EXERCISE BRIEF: Reproduce exactly, with no other output, every line of the data below from the line containing "Parse this screenshot: output" to the end, inclusive.

DATA LINES:
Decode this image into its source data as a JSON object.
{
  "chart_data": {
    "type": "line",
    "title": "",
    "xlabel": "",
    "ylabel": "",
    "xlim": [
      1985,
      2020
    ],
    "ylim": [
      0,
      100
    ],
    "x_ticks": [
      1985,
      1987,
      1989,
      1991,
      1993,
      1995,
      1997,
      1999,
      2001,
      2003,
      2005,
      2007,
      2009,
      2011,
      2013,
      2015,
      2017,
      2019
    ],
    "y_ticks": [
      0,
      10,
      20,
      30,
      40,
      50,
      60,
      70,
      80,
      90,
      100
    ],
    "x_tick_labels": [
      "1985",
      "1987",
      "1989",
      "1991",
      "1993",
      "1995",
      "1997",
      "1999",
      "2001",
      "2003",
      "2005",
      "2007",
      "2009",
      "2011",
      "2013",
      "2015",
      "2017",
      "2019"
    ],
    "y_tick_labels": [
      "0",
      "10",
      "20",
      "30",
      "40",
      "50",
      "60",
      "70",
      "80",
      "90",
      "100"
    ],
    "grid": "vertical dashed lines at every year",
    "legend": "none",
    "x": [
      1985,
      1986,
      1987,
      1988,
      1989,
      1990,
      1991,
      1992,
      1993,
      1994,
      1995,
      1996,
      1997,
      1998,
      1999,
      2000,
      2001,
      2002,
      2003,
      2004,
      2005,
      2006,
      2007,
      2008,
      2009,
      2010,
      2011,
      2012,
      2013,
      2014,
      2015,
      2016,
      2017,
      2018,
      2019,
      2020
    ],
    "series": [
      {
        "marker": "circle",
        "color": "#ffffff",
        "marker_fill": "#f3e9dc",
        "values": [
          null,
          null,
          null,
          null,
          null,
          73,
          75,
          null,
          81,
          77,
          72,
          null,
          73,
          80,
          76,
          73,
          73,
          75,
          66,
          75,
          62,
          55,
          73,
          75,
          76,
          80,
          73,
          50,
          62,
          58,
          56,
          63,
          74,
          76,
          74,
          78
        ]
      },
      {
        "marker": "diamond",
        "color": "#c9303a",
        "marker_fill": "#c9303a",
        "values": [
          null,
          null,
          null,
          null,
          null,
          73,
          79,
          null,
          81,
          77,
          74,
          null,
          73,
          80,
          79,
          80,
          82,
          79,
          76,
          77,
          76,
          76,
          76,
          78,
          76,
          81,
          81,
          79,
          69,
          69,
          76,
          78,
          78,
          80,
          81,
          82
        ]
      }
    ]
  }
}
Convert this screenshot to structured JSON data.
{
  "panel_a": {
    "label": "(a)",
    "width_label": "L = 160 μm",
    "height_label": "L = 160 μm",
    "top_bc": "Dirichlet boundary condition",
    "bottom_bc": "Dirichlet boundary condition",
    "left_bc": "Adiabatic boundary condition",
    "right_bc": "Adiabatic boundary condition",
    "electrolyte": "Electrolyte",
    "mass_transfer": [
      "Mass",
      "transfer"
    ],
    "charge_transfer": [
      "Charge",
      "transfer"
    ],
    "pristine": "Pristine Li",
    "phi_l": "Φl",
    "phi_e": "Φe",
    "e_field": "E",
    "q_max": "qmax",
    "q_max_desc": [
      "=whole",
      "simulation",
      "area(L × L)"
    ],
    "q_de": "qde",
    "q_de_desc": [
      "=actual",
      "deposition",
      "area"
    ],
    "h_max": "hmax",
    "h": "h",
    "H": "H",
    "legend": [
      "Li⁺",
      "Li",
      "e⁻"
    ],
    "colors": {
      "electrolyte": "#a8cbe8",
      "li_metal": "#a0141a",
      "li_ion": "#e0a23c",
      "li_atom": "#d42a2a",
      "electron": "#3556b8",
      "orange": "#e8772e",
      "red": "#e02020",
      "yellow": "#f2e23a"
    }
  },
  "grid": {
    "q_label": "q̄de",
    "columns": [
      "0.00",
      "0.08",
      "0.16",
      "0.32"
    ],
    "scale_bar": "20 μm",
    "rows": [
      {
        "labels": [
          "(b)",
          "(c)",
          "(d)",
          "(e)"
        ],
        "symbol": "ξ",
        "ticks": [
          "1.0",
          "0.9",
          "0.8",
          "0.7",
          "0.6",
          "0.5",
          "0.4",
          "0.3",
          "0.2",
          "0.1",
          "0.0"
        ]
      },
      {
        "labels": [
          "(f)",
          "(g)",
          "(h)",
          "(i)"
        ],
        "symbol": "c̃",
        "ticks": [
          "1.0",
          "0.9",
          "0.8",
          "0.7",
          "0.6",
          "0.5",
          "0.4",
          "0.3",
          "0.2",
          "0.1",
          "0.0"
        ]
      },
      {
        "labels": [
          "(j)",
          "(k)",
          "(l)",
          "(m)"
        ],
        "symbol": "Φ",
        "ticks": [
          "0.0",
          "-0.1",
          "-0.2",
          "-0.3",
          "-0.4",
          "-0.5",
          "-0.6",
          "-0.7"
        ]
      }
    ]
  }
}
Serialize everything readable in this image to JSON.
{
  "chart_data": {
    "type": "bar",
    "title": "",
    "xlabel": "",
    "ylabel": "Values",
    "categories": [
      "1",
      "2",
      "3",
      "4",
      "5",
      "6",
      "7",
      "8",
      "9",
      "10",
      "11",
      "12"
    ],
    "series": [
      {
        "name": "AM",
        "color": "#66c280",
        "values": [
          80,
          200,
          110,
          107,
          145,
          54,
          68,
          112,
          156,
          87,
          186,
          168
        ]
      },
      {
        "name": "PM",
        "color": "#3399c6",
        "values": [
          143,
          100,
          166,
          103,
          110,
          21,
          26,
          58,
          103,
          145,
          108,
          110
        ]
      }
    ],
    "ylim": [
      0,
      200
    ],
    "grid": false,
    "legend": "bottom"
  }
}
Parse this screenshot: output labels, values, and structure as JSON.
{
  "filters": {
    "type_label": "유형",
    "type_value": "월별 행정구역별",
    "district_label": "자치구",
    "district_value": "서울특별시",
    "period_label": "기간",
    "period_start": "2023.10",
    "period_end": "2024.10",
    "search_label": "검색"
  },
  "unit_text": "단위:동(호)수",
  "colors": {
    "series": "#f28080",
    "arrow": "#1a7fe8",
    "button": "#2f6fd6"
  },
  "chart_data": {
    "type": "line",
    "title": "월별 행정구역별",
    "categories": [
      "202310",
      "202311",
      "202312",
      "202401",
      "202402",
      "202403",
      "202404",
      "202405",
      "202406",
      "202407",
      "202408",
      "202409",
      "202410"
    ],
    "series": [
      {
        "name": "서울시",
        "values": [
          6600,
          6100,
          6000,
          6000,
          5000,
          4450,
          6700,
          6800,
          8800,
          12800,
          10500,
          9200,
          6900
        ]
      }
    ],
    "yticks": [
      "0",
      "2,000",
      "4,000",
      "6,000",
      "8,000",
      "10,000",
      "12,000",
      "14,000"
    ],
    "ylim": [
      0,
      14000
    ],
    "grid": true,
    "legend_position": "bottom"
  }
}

SOLVED PROBLEM:
Parse this screenshot: output labels, values, and structure as JSON.
{
  "filters": {
    "type_label": "유형",
    "type_value": "월별 행정구역별",
    "district_label": "자치구",
    "district_value": "서울특별시",
    "period_label": "기간",
    "period_start": "2023.10",
    "period_end": "2024.10",
    "search_label": "검색"
  },
  "unit_text": "단위:동(호)수",
  "colors": {
    "series": "#f28080",
    "arrow": "#1a7fe8",
    "button": "#2f6fd6"
  },
  "chart_data": {
    "type": "line",
    "title": "월별 행정구역별",
    "categories": [
      "202310",
      "202311",
      "202312",
      "202401",
      "202402",
      "202403",
      "202404",
      "202405",
      "202406",
      "202407",
      "202408",
      "202409",
      "202410"
    ],
    "series": [
      {
        "name": "서울시",
        "values": [
          6600,
          6100,
          6000,
          6000,
          5000,
          4450,
          6700,
          6800,
          8800,
          12800,
          10500,
          9200,
          6900
        ]
      }
    ],
    "yticks": [
      "0",
      "2,000",
      "4,000",
      "6,000",
      "8,000",
      "10,000",
      "12,000",
      "14,000"
    ],
    "ylim": [
      0,
      14000
    ],
    "grid": true,
    "legend_position": "bottom"
  }
}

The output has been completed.